▶ _Input_
▽
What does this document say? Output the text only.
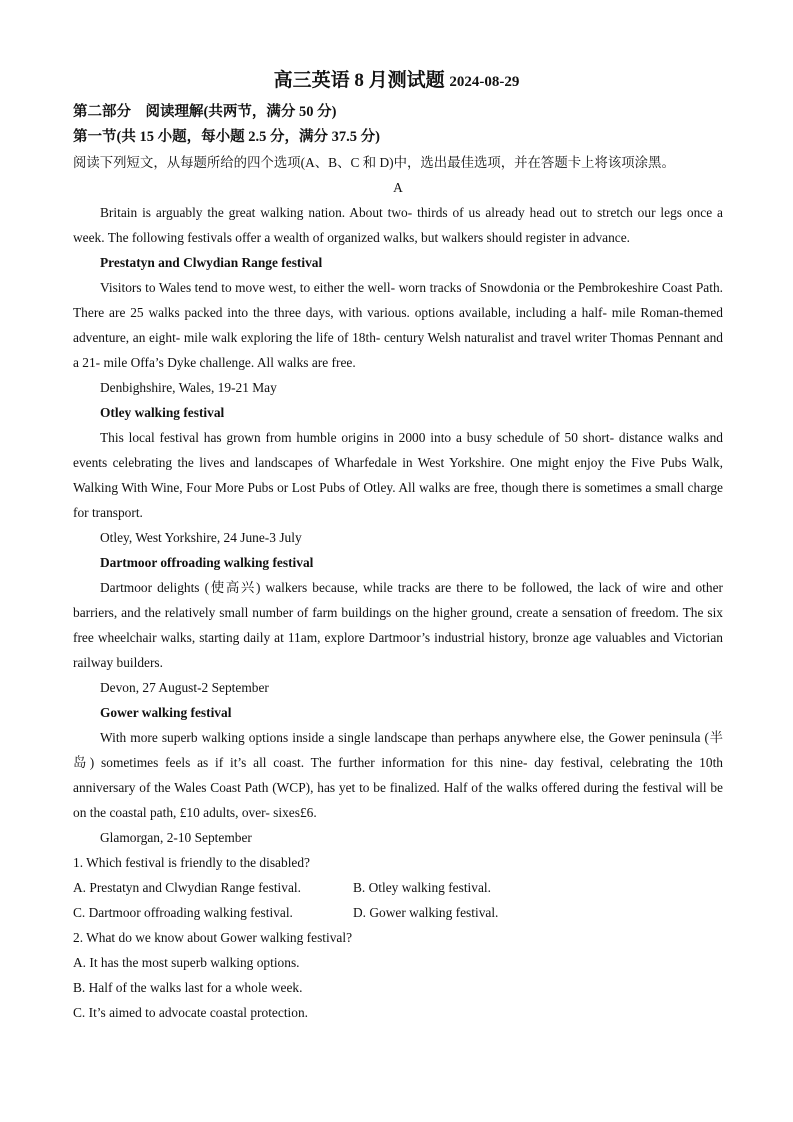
高三英语 8 月测试题 2024-08-29

第二部分　阅读理解(共两节，满分 50 分)

第一节(共 15 小题，每小题 2.5 分，满分 37.5 分)

阅读下列短文，从每题所给的四个选项(A、B、C 和 D)中，选出最佳选项，并在答题卡上将该项涂黑。

A

Britain is arguably the great walking nation. About two- thirds of us already head out to stretch our legs once a week. The following festivals offer a wealth of organized walks, but walkers should register in advance.

Prestatyn and Clwydian Range festival

Visitors to Wales tend to move west, to either the well- worn tracks of Snowdonia or the Pembrokeshire Coast Path. There are 25 walks packed into the three days, with various. options available, including a half- mile Roman-themed adventure, an eight- mile walk exploring the life of 18th- century Welsh naturalist and travel writer Thomas Pennant and a 21- mile Offa’s Dyke challenge. All walks are free.

Denbighshire, Wales, 19-21 May

Otley walking festival

This local festival has grown from humble origins in 2000 into a busy schedule of 50 short- distance walks and events celebrating the lives and landscapes of Wharfedale in West Yorkshire. One might enjoy the Five Pubs Walk, Walking With Wine, Four More Pubs or Lost Pubs of Otley. All walks are free, though there is sometimes a small charge for transport.

Otley, West Yorkshire, 24 June-3 July

Dartmoor offroading walking festival

Dartmoor delights (使高兴) walkers because, while tracks are there to be followed, the lack of wire and other barriers, and the relatively small number of farm buildings on the higher ground, create a sensation of freedom. The six free wheelchair walks, starting daily at 11am, explore Dartmoor’s industrial history, bronze age valuables and Victorian railway builders.

Devon, 27 August-2 September

Gower walking festival

With more superb walking options inside a single landscape than perhaps anywhere else, the Gower peninsula (半岛) sometimes feels as if it’s all coast. The further information for this nine- day festival, celebrating the 10th anniversary of the Wales Coast Path (WCP), has yet to be finalized. Half of the walks offered during the festival will be on the coastal path, £10 adults, over- sixes£6.

Glamorgan, 2-10 September

1. Which festival is friendly to the disabled?

A. Prestatyn and Clwydian Range festival.	B. Otley walking festival.
C. Dartmoor offroading walking festival.	D. Gower walking festival.

2. What do we know about Gower walking festival?

A. It has the most superb walking options.

B. Half of the walks last for a whole week.

C. It’s aimed to advocate coastal protection.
△
▶ _Work to do_
Make a copy of each line that contains the string "small".

▶ _Solution to the exercise_
This local festival has grown from humble origins in 2000 into a busy schedule of 50 short- distance walks and events celebrating the lives and landscapes of Wharfedale in West Yorkshire. One might enjoy the Five Pubs Walk, Walking With Wine, Four More Pubs or Lost Pubs of Otley. All walks are free, though there is sometimes a small charge for transport.
Dartmoor delights (使高兴) walkers because, while tracks are there to be followed, the lack of wire and other barriers, and the relatively small number of farm buildings on the higher ground, create a sensation of freedom. The six free wheelchair walks, starting daily at 11am, explore Dartmoor’s industrial history, bronze age valuables and Victorian railway builders.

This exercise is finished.